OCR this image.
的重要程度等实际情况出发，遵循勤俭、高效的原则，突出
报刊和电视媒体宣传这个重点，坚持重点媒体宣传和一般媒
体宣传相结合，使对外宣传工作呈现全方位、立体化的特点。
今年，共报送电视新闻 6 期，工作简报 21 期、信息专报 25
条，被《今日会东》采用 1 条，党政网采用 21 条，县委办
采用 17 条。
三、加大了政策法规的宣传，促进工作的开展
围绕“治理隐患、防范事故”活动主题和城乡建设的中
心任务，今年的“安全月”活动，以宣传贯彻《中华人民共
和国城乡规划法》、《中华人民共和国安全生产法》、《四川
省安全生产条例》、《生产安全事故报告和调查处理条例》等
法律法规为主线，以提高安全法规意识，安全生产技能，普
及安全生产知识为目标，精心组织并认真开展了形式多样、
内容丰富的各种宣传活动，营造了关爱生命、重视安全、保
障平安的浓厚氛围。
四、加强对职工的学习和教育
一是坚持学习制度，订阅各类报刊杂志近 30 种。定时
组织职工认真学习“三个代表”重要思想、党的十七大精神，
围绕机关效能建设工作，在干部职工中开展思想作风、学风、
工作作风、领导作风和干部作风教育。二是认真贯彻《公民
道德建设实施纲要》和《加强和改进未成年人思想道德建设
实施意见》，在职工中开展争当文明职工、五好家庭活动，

########

Output the records exactly, including every line.

* [Expected answer]:
OCR this image.
的重要程度等实际情况出发，遵循勤俭、高效的原则，突出
报刊和电视媒体宣传这个重点，坚持重点媒体宣传和一般媒
体宣传相结合，使对外宣传工作呈现全方位、立体化的特点。
今年，共报送电视新闻 6 期，工作简报 21 期、信息专报 25
条，被《今日会东》采用 1 条，党政网采用 21 条，县委办
采用 17 条。
三、加大了政策法规的宣传，促进工作的开展
围绕“治理隐患、防范事故”活动主题和城乡建设的中
心任务，今年的“安全月”活动，以宣传贯彻《中华人民共
和国城乡规划法》、《中华人民共和国安全生产法》、《四川
省安全生产条例》、《生产安全事故报告和调查处理条例》等
法律法规为主线，以提高安全法规意识，安全生产技能，普
及安全生产知识为目标，精心组织并认真开展了形式多样、
内容丰富的各种宣传活动，营造了关爱生命、重视安全、保
障平安的浓厚氛围。
四、加强对职工的学习和教育
一是坚持学习制度，订阅各类报刊杂志近 30 种。定时
组织职工认真学习“三个代表”重要思想、党的十七大精神，
围绕机关效能建设工作，在干部职工中开展思想作风、学风、
工作作风、领导作风和干部作风教育。二是认真贯彻《公民
道德建设实施纲要》和《加强和改进未成年人思想道德建设
实施意见》，在职工中开展争当文明职工、五好家庭活动，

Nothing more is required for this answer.